WORK TO DO
List each line in which the string "operujące" appears.

Extracted data entries

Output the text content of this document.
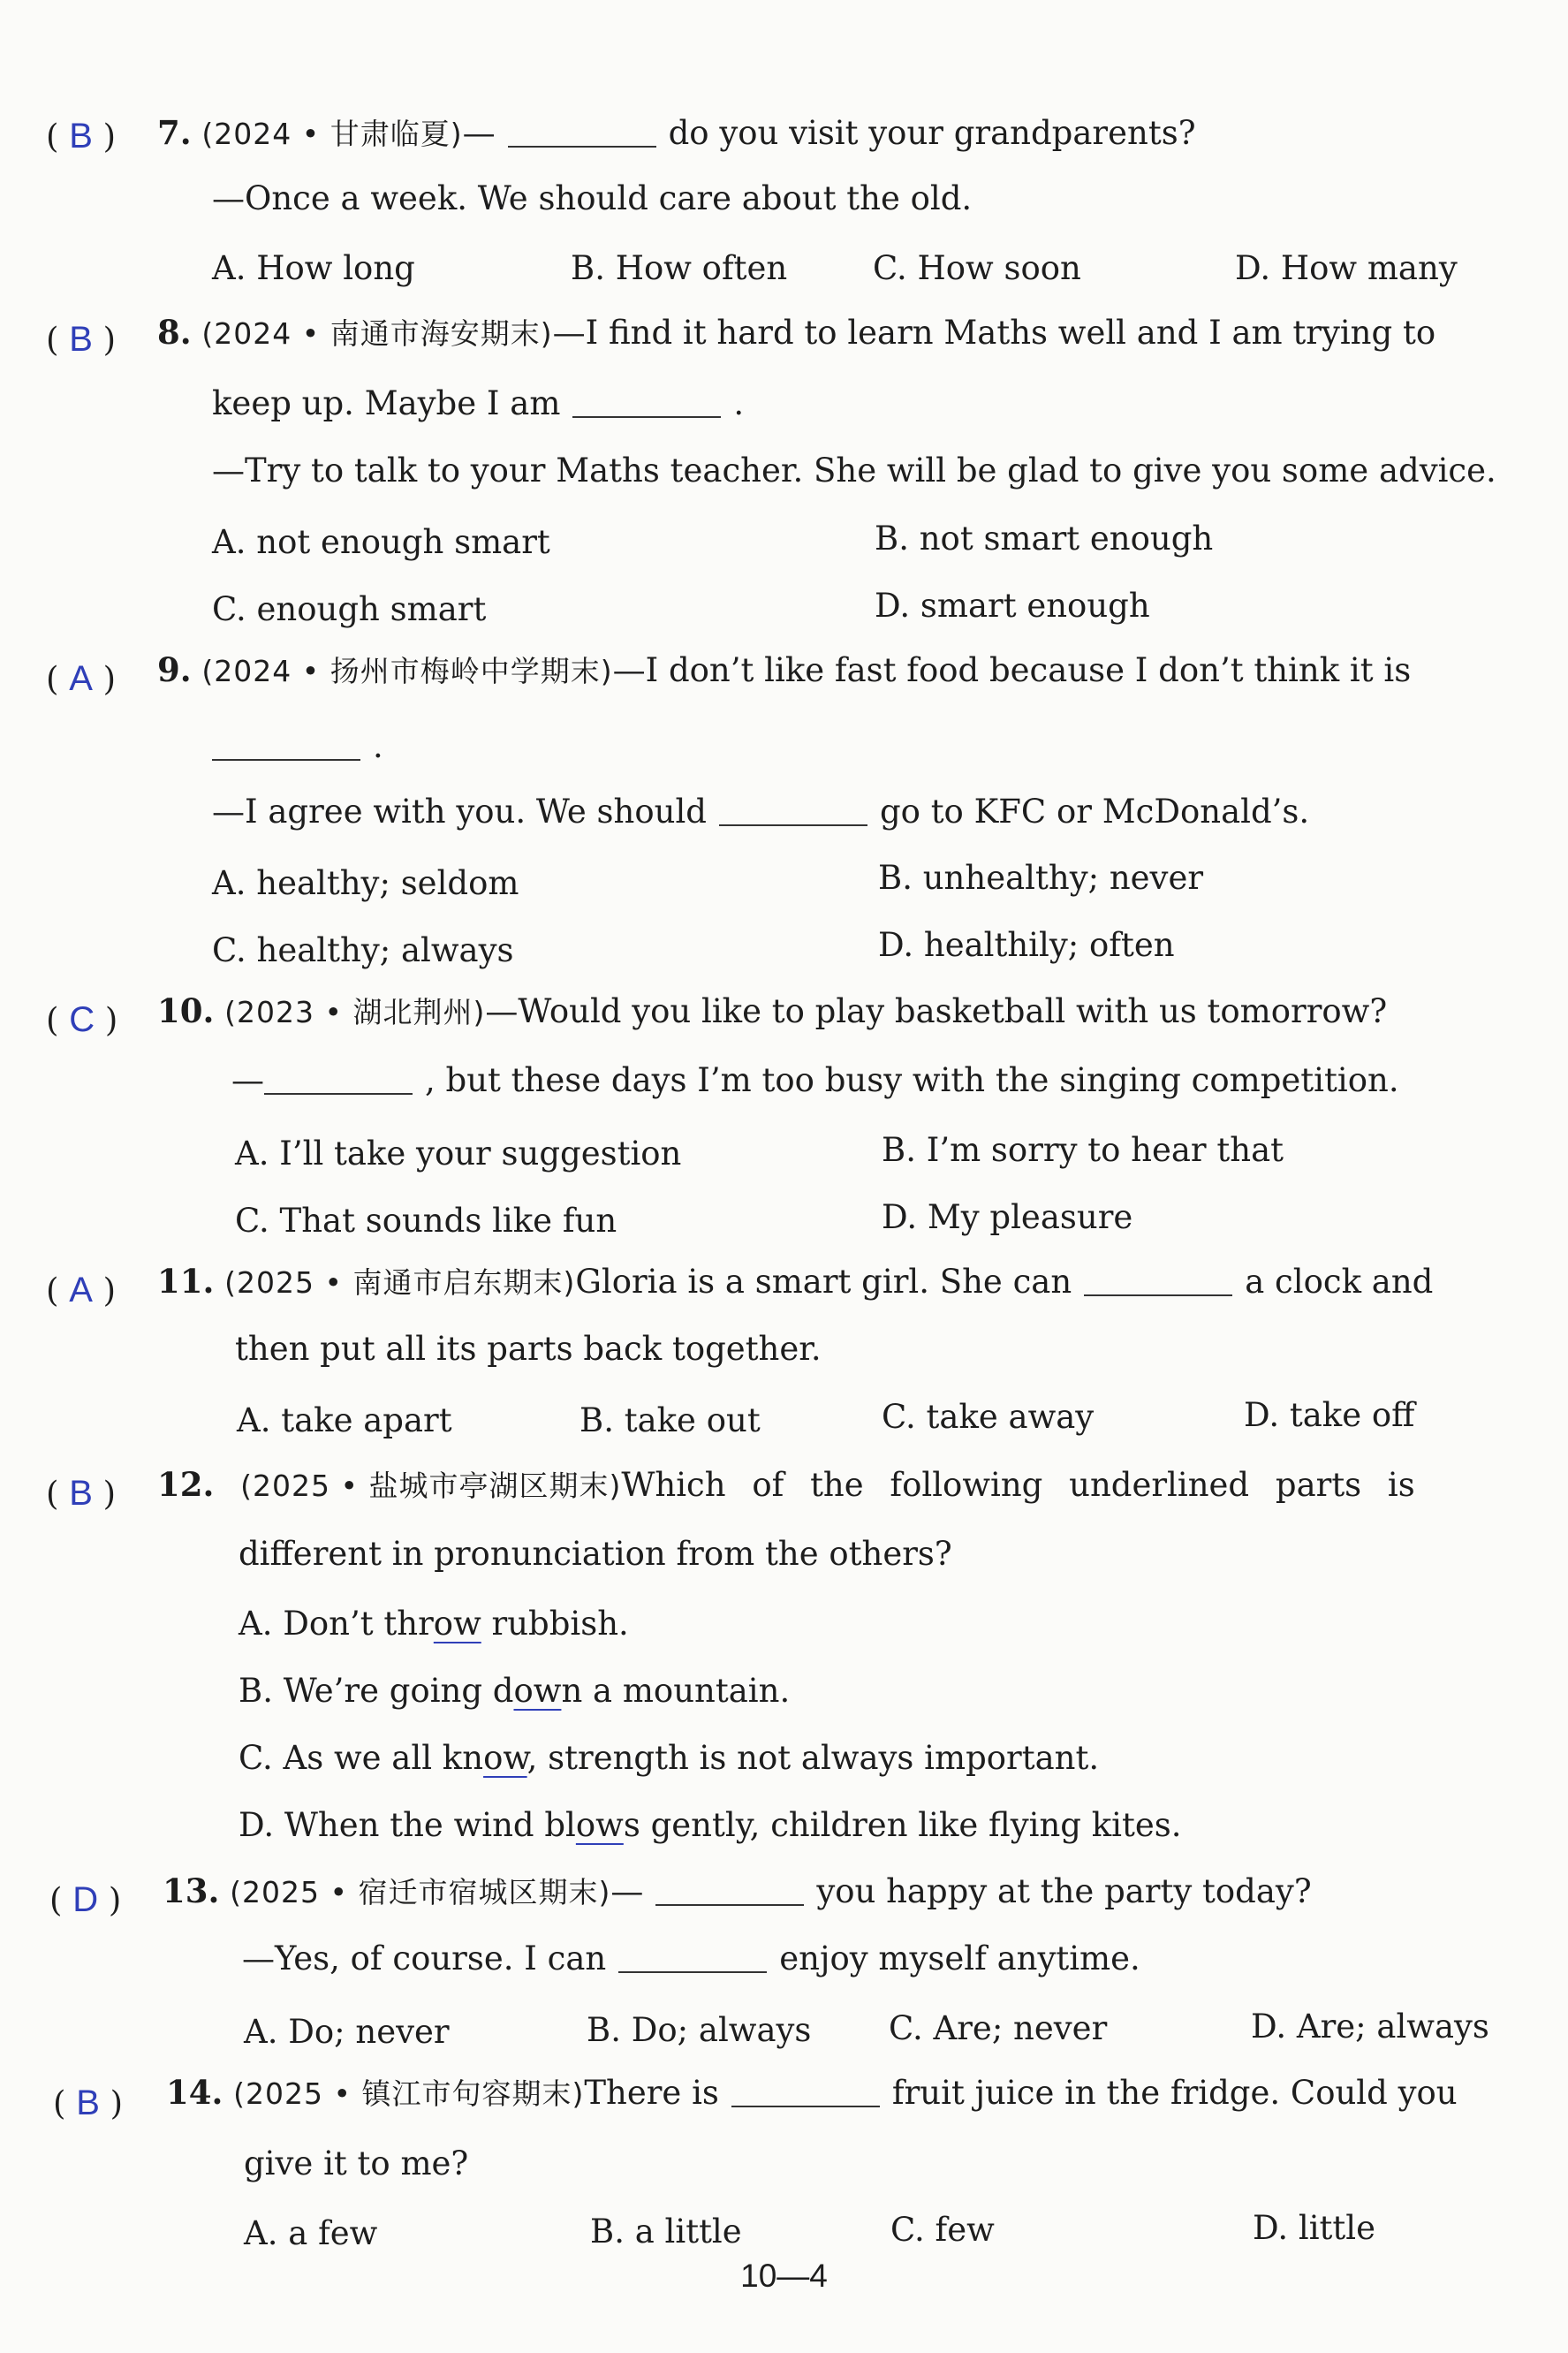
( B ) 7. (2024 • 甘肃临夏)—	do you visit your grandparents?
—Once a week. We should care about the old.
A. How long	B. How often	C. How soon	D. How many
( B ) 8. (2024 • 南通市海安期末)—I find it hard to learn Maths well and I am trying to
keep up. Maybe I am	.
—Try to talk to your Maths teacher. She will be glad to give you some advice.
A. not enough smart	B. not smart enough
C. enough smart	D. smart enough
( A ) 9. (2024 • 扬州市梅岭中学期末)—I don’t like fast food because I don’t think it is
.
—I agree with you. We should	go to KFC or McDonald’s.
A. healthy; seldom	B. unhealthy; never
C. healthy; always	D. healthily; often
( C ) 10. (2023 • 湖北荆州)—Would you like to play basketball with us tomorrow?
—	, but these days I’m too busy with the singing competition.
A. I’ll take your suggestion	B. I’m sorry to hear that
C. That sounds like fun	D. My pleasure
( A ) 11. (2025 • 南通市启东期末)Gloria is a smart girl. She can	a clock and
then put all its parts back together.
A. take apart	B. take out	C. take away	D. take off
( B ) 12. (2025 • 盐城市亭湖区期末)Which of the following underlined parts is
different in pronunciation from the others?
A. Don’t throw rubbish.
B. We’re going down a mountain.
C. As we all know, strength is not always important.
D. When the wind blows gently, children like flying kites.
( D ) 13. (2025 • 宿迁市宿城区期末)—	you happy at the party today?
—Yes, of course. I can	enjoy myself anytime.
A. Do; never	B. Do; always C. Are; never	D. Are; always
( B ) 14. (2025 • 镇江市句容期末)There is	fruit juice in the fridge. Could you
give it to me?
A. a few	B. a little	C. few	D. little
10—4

---

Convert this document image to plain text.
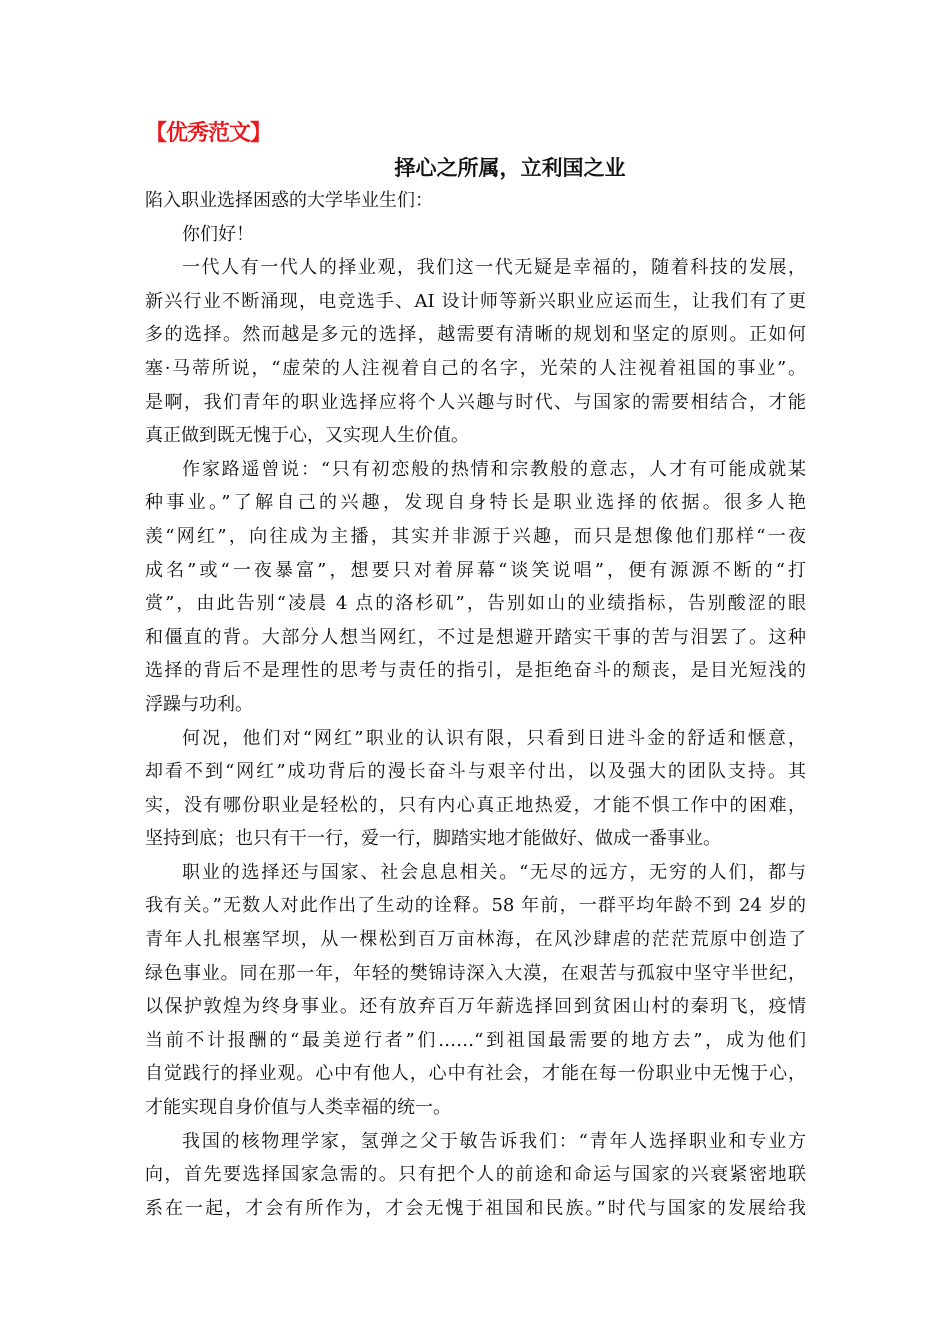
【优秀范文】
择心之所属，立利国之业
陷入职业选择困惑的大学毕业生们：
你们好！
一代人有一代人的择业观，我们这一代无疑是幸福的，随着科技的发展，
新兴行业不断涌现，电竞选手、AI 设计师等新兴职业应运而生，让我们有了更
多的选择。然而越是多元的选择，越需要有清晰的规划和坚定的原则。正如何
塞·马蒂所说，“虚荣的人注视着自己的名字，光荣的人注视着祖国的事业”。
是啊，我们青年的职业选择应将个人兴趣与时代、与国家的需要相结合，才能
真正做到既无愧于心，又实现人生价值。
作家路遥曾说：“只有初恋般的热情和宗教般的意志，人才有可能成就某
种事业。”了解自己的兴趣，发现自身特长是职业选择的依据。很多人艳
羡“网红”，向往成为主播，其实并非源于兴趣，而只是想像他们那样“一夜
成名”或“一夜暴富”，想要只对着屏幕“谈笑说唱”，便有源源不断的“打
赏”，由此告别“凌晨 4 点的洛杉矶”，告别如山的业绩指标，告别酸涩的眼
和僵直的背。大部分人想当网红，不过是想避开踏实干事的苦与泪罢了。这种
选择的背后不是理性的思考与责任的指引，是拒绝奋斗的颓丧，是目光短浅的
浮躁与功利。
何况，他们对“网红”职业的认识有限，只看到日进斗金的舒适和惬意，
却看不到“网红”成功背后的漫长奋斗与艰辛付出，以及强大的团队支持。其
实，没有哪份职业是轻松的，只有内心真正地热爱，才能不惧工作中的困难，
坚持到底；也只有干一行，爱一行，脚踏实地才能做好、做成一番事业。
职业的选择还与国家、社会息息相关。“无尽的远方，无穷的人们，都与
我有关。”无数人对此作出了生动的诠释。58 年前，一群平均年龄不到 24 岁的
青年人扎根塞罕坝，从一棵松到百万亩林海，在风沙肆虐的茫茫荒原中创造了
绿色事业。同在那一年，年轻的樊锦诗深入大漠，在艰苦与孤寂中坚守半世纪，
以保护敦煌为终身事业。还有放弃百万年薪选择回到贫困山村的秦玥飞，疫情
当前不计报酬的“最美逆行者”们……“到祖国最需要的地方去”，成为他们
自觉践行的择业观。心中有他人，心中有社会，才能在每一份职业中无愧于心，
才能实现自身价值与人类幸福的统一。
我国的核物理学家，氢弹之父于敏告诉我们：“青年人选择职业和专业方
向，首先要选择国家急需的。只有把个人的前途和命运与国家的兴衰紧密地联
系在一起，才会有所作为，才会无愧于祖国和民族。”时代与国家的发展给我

==

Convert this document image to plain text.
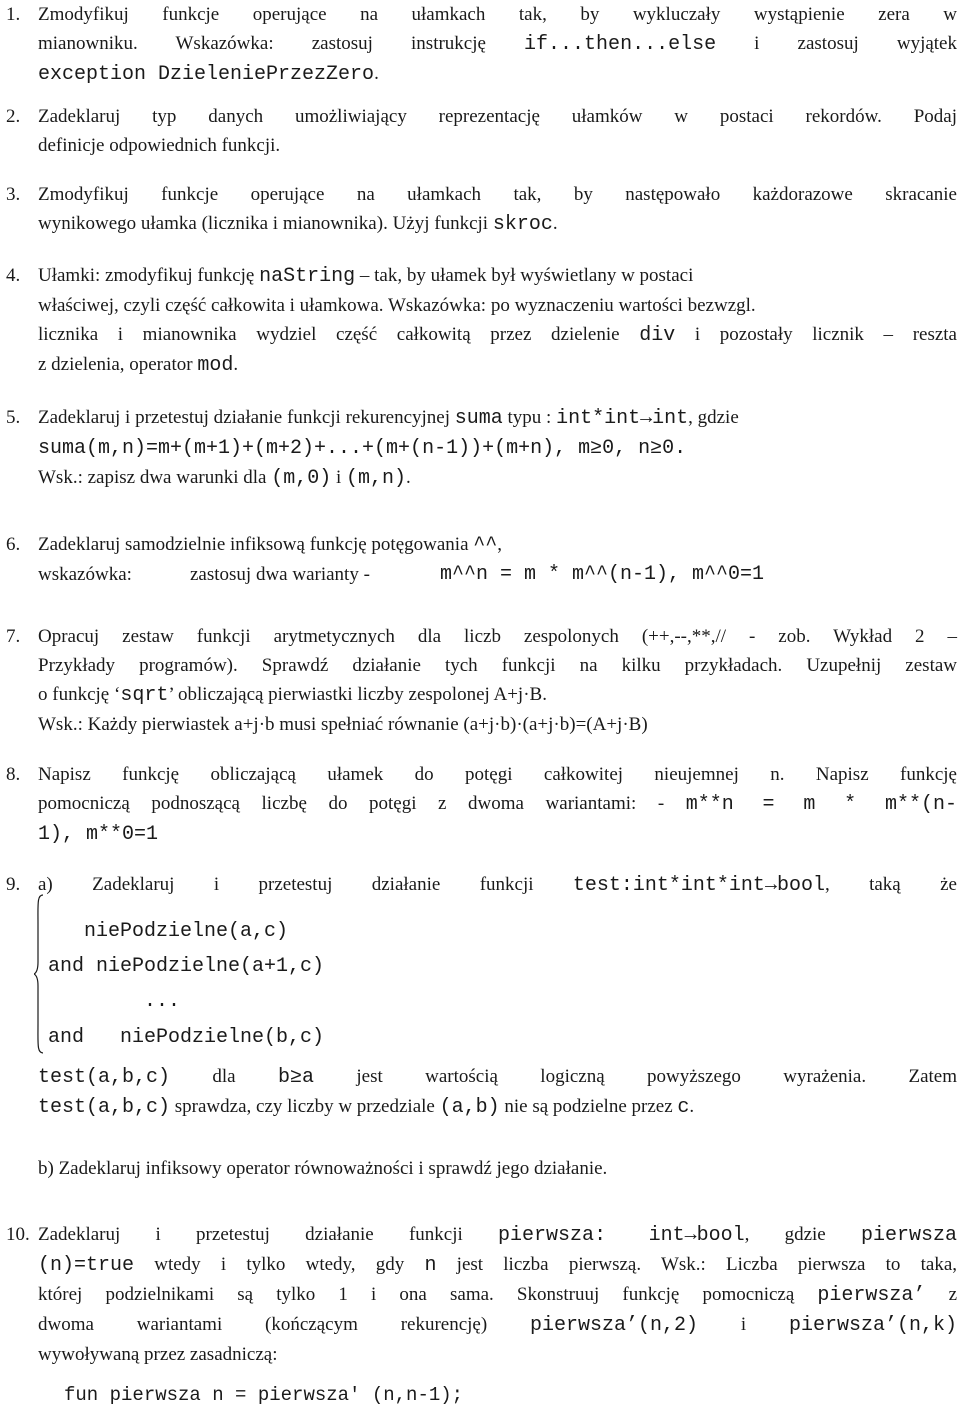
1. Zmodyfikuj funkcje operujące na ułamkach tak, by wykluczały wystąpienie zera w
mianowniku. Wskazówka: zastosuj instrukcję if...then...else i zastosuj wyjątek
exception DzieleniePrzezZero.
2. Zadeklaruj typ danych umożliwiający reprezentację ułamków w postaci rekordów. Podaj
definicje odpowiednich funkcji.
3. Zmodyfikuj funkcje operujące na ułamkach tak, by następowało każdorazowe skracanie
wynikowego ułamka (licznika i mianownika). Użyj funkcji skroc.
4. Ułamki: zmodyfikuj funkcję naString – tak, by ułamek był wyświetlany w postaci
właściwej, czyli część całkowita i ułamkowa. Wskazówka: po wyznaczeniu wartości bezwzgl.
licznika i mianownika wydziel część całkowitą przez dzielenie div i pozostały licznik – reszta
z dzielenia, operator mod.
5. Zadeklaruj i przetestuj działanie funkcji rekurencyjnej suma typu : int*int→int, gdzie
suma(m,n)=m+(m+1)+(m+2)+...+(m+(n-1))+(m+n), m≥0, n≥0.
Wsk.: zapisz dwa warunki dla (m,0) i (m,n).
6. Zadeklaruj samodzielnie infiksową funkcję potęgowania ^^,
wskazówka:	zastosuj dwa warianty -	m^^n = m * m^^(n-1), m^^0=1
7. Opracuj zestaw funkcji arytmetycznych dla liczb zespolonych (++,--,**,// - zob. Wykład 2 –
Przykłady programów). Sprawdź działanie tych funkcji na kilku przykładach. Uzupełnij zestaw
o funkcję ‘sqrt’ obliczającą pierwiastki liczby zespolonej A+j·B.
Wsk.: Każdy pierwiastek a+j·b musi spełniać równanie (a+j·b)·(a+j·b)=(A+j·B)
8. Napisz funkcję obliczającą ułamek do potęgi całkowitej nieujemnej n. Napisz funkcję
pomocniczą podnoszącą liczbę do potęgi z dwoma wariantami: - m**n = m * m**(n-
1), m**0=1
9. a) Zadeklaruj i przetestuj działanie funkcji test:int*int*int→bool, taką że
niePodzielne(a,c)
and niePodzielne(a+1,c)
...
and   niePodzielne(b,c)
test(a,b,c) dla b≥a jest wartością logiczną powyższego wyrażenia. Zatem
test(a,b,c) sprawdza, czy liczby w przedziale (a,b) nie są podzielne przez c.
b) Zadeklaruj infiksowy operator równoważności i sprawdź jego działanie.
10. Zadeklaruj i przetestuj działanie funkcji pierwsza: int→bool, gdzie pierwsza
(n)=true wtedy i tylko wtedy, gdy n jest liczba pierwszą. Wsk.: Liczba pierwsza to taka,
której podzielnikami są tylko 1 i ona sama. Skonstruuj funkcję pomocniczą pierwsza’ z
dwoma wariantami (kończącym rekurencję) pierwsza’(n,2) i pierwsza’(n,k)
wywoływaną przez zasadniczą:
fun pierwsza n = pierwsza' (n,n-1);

EXERCISE SOLUTION
1. Zmodyfikuj funkcje operujące na ułamkach tak, by wykluczały wystąpienie zera w
3. Zmodyfikuj funkcje operujące na ułamkach tak, by następowało każdorazowe skracanie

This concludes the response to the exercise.